## BEGIN Dataset entries

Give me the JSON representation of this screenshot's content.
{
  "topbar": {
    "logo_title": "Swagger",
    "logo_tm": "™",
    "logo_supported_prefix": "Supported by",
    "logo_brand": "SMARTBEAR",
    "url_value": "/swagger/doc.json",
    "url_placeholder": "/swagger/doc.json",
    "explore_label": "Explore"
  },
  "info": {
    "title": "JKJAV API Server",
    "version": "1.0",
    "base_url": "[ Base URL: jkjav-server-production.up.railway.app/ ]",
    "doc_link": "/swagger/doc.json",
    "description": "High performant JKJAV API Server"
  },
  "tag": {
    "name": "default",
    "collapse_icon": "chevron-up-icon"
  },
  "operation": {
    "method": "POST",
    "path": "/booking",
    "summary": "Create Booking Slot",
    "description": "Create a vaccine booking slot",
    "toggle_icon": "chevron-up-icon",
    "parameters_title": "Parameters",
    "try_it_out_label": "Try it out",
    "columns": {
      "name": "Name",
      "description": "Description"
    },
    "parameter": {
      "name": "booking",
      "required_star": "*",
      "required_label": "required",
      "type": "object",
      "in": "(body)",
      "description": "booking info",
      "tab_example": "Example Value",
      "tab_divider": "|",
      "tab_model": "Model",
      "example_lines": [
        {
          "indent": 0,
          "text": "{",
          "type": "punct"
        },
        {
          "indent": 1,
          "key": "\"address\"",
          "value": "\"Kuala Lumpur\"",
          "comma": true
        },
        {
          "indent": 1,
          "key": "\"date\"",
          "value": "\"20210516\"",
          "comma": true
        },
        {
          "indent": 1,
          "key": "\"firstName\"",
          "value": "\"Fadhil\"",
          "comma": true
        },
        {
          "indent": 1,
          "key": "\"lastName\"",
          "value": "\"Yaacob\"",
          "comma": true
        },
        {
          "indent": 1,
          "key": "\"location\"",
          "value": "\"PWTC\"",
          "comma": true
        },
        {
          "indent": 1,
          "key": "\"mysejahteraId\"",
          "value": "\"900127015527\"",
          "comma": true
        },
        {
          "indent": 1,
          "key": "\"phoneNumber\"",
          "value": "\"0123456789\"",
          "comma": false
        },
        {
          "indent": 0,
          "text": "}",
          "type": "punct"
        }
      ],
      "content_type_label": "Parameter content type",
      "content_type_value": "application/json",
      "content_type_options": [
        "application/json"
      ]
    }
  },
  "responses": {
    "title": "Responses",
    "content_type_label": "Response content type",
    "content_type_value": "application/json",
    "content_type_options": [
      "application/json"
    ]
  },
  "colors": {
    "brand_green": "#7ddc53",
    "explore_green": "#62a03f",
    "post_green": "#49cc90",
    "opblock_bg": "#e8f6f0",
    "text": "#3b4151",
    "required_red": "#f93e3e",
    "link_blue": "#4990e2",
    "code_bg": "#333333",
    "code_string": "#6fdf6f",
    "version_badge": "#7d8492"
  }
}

## END Dataset entries

• Problem:
Write out every entry above, word for word.

• Written answer:
Give me the JSON representation of this screenshot's content.
{
  "topbar": {
    "logo_title": "Swagger",
    "logo_tm": "™",
    "logo_supported_prefix": "Supported by",
    "logo_brand": "SMARTBEAR",
    "url_value": "/swagger/doc.json",
    "url_placeholder": "/swagger/doc.json",
    "explore_label": "Explore"
  },
  "info": {
    "title": "JKJAV API Server",
    "version": "1.0",
    "base_url": "[ Base URL: jkjav-server-production.up.railway.app/ ]",
    "doc_link": "/swagger/doc.json",
    "description": "High performant JKJAV API Server"
  },
  "tag": {
    "name": "default",
    "collapse_icon": "chevron-up-icon"
  },
  "operation": {
    "method": "POST",
    "path": "/booking",
    "summary": "Create Booking Slot",
    "description": "Create a vaccine booking slot",
    "toggle_icon": "chevron-up-icon",
    "parameters_title": "Parameters",
    "try_it_out_label": "Try it out",
    "columns": {
      "name": "Name",
      "description": "Description"
    },
    "parameter": {
      "name": "booking",
      "required_star": "*",
      "required_label": "required",
      "type": "object",
      "in": "(body)",
      "description": "booking info",
      "tab_example": "Example Value",
      "tab_divider": "|",
      "tab_model": "Model",
      "example_lines": [
        {
          "indent": 0,
          "text": "{",
          "type": "punct"
        },
        {
          "indent": 1,
          "key": "\"address\"",
          "value": "\"Kuala Lumpur\"",
          "comma": true
        },
        {
          "indent": 1,
          "key": "\"date\"",
          "value": "\"20210516\"",
          "comma": true
        },
        {
          "indent": 1,
          "key": "\"firstName\"",
          "value": "\"Fadhil\"",
          "comma": true
        },
        {
          "indent": 1,
          "key": "\"lastName\"",
          "value": "\"Yaacob\"",
          "comma": true
        },
        {
          "indent": 1,
          "key": "\"location\"",
          "value": "\"PWTC\"",
          "comma": true
        },
        {
          "indent": 1,
          "key": "\"mysejahteraId\"",
          "value": "\"900127015527\"",
          "comma": true
        },
        {
          "indent": 1,
          "key": "\"phoneNumber\"",
          "value": "\"0123456789\"",
          "comma": false
        },
        {
          "indent": 0,
          "text": "}",
          "type": "punct"
        }
      ],
      "content_type_label": "Parameter content type",
      "content_type_value": "application/json",
      "content_type_options": [
        "application/json"
      ]
    }
  },
  "responses": {
    "title": "Responses",
    "content_type_label": "Response content type",
    "content_type_value": "application/json",
    "content_type_options": [
      "application/json"
    ]
  },
  "colors": {
    "brand_green": "#7ddc53",
    "explore_green": "#62a03f",
    "post_green": "#49cc90",
    "opblock_bg": "#e8f6f0",
    "text": "#3b4151",
    "required_red": "#f93e3e",
    "link_blue": "#4990e2",
    "code_bg": "#333333",
    "code_string": "#6fdf6f",
    "version_badge": "#7d8492"
  }
}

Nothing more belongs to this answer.